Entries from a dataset
----------------
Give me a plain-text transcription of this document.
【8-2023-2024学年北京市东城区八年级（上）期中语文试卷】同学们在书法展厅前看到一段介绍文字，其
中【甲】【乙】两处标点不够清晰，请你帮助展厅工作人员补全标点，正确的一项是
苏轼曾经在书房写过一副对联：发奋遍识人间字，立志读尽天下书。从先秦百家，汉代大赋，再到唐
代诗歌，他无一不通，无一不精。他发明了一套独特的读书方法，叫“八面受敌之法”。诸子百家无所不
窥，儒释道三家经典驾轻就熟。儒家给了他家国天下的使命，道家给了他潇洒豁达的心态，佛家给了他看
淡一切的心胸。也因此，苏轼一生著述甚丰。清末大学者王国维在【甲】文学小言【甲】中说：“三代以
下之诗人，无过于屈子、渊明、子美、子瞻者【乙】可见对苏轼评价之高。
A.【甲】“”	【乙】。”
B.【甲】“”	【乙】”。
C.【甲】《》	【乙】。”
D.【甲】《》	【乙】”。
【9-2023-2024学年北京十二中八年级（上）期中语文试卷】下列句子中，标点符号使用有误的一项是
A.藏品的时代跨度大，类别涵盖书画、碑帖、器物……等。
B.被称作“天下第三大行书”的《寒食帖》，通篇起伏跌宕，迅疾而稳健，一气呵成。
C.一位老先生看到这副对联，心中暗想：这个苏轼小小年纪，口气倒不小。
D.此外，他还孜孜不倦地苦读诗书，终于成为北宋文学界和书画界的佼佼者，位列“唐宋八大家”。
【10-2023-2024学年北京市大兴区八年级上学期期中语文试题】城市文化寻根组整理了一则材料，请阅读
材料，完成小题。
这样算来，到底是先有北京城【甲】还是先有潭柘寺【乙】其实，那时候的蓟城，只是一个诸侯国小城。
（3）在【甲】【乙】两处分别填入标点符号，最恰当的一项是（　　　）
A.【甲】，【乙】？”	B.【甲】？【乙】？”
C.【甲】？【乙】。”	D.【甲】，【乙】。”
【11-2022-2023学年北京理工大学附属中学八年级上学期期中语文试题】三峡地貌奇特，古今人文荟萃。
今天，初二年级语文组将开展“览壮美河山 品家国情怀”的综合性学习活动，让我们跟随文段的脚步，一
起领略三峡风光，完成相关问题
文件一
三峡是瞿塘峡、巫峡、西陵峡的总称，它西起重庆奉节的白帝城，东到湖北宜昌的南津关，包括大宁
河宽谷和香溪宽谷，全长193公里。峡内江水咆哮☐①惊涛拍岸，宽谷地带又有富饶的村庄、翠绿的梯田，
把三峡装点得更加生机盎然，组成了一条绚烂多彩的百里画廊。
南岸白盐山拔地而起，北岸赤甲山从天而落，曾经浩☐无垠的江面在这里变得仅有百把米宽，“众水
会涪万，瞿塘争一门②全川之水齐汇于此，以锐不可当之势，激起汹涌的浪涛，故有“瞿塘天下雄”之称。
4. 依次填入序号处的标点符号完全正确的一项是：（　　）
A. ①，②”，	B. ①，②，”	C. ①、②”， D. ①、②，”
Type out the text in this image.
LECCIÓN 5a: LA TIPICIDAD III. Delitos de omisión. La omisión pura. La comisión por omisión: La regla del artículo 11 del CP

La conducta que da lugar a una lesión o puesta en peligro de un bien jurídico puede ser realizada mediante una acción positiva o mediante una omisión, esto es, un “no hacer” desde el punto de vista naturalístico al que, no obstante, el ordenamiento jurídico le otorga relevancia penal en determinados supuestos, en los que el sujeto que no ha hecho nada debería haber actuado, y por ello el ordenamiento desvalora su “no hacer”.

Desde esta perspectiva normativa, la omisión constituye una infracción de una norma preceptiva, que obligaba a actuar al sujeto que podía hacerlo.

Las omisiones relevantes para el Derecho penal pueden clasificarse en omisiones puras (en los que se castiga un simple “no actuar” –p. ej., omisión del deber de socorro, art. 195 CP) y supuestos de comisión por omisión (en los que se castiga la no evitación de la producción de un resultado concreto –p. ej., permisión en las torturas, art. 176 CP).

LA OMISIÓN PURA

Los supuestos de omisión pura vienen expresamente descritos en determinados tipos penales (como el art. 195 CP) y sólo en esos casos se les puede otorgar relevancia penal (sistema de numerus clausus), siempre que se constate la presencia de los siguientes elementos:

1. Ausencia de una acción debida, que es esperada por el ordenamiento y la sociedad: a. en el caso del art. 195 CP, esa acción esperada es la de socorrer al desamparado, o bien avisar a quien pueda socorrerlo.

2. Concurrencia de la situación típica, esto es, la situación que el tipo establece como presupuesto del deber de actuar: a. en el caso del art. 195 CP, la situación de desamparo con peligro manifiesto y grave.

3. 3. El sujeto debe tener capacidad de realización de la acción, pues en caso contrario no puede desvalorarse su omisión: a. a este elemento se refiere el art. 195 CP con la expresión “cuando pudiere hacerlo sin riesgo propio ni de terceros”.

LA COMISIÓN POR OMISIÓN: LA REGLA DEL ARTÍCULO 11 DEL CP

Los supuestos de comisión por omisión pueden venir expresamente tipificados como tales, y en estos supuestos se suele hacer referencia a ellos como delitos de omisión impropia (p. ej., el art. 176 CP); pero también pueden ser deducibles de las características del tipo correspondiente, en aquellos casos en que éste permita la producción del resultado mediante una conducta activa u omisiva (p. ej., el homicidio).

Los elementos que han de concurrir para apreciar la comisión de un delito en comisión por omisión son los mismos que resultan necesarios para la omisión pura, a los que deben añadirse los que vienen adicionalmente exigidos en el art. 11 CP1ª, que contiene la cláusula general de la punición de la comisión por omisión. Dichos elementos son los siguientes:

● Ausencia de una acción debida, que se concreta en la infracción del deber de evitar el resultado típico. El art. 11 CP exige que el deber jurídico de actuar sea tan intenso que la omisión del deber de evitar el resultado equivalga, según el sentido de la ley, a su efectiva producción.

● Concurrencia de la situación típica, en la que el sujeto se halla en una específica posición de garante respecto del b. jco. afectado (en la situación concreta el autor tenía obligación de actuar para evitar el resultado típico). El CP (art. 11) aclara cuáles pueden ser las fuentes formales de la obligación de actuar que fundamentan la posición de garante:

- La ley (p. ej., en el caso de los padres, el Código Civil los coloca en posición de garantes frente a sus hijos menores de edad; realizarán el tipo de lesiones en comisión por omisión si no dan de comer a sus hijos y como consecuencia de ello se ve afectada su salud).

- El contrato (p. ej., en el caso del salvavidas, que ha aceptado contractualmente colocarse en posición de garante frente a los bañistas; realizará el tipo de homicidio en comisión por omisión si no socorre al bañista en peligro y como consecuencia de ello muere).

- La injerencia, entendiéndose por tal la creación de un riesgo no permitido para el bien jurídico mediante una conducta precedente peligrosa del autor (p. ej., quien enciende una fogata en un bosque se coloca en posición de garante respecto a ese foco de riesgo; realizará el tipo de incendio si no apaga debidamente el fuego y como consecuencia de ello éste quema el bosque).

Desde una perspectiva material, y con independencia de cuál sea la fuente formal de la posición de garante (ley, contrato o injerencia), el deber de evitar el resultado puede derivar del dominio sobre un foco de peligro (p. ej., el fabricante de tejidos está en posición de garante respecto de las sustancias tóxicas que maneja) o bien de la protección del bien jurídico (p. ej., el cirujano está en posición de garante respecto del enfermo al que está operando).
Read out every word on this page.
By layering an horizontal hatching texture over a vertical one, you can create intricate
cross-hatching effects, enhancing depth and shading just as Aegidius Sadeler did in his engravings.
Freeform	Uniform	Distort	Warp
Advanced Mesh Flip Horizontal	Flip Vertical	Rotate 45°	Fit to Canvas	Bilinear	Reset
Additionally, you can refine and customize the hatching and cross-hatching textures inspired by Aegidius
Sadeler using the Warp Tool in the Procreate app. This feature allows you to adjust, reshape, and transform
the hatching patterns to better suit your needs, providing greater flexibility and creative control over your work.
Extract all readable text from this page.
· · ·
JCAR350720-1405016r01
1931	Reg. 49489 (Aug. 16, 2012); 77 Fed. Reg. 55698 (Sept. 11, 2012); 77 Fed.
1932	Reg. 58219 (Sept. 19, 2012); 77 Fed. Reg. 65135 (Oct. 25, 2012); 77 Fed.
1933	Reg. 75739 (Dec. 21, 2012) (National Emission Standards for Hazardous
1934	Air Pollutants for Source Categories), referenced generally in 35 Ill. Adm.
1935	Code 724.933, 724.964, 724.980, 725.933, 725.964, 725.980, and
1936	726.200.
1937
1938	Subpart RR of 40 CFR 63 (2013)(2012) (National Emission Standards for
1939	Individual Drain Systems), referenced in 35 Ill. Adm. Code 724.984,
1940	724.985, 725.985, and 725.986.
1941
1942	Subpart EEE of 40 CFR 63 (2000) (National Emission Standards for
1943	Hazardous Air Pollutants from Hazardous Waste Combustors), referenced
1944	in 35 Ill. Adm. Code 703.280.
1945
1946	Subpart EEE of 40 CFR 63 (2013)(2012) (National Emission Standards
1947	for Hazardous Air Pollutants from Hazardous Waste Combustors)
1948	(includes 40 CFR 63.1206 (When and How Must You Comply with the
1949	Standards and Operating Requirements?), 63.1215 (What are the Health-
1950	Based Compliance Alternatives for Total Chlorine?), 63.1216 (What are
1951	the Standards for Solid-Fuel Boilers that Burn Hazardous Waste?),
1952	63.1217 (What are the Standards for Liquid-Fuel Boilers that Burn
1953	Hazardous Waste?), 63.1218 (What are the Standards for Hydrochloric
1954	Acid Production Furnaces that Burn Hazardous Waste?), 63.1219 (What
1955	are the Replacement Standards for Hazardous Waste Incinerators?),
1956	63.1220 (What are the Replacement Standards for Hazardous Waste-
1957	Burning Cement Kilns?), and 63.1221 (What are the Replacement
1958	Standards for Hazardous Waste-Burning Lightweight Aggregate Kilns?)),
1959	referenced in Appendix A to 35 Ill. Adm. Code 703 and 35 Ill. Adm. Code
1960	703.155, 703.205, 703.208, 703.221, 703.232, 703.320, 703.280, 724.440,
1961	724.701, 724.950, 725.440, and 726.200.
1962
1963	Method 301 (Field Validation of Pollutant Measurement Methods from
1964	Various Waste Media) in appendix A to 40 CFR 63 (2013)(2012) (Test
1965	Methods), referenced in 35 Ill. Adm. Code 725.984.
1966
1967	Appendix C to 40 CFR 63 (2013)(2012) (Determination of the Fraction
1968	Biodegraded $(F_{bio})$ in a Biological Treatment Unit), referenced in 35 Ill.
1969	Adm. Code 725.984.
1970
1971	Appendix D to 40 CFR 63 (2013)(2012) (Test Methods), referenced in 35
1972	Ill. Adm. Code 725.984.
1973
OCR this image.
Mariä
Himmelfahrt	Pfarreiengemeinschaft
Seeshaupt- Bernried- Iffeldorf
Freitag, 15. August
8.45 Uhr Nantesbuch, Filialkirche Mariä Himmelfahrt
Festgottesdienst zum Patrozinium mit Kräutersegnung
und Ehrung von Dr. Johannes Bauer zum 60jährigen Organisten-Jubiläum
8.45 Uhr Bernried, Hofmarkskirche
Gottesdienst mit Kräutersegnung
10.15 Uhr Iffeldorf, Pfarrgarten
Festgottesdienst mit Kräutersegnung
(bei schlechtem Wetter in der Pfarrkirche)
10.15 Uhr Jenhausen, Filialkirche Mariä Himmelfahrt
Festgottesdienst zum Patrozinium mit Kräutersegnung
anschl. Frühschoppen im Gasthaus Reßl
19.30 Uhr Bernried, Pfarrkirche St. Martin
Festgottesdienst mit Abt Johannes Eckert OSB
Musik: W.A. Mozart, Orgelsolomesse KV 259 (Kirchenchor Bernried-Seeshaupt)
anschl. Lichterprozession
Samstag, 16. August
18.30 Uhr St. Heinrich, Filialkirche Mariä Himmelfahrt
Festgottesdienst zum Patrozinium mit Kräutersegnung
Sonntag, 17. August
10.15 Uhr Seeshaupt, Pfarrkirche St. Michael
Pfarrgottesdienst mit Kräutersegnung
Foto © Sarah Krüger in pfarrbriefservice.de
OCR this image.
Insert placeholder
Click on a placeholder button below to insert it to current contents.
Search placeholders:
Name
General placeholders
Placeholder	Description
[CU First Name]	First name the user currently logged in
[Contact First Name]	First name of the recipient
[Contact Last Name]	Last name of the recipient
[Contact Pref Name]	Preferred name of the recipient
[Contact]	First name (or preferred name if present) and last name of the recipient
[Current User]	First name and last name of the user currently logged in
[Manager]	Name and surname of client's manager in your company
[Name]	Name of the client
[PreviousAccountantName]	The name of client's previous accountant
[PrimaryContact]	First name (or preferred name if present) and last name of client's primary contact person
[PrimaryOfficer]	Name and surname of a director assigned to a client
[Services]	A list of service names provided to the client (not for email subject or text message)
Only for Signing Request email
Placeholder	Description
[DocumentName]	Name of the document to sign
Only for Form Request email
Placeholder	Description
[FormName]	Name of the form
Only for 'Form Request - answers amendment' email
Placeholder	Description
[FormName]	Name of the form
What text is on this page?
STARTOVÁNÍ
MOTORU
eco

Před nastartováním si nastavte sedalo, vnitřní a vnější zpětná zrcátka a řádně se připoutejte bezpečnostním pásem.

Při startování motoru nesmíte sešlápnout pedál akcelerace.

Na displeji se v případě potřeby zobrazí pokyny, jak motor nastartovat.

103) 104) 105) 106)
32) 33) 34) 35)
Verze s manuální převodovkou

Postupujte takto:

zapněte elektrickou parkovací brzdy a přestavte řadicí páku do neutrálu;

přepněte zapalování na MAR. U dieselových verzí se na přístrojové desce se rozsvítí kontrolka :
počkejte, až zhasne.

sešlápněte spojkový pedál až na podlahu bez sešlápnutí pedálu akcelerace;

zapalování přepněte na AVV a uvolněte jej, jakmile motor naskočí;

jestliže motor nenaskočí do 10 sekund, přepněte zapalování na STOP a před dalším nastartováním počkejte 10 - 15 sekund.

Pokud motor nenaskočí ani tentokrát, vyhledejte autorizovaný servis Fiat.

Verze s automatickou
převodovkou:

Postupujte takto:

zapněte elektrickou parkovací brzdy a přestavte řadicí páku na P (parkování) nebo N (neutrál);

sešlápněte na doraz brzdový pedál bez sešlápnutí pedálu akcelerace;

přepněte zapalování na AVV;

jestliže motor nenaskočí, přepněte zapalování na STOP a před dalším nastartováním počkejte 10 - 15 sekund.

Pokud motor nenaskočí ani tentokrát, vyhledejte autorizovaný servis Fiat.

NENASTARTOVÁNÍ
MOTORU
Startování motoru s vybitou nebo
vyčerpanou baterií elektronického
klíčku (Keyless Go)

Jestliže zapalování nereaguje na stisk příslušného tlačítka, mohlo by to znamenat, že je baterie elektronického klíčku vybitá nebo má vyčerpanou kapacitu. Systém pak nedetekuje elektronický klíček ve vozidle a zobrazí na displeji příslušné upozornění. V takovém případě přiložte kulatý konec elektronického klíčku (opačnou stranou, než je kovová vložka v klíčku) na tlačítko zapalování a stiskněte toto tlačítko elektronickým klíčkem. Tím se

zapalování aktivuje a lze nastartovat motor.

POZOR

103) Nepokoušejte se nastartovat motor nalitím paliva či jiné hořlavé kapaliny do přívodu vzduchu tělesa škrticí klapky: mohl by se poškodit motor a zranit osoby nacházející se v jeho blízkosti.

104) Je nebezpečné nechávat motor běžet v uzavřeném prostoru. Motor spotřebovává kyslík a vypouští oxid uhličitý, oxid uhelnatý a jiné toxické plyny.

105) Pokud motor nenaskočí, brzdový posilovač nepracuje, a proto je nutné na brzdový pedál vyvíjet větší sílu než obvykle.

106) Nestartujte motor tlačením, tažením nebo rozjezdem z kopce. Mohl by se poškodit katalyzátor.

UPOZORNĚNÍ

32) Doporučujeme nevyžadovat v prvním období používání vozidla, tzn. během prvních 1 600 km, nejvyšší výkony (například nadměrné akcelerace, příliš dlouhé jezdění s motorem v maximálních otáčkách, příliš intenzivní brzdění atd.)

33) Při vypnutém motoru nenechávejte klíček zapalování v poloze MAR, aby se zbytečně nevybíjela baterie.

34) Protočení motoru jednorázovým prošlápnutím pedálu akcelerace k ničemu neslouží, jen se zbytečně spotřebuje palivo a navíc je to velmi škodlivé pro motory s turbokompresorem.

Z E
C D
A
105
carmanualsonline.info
----------------
Only the count is wanted: report how many lines of the material above hold the word "počkejte".

3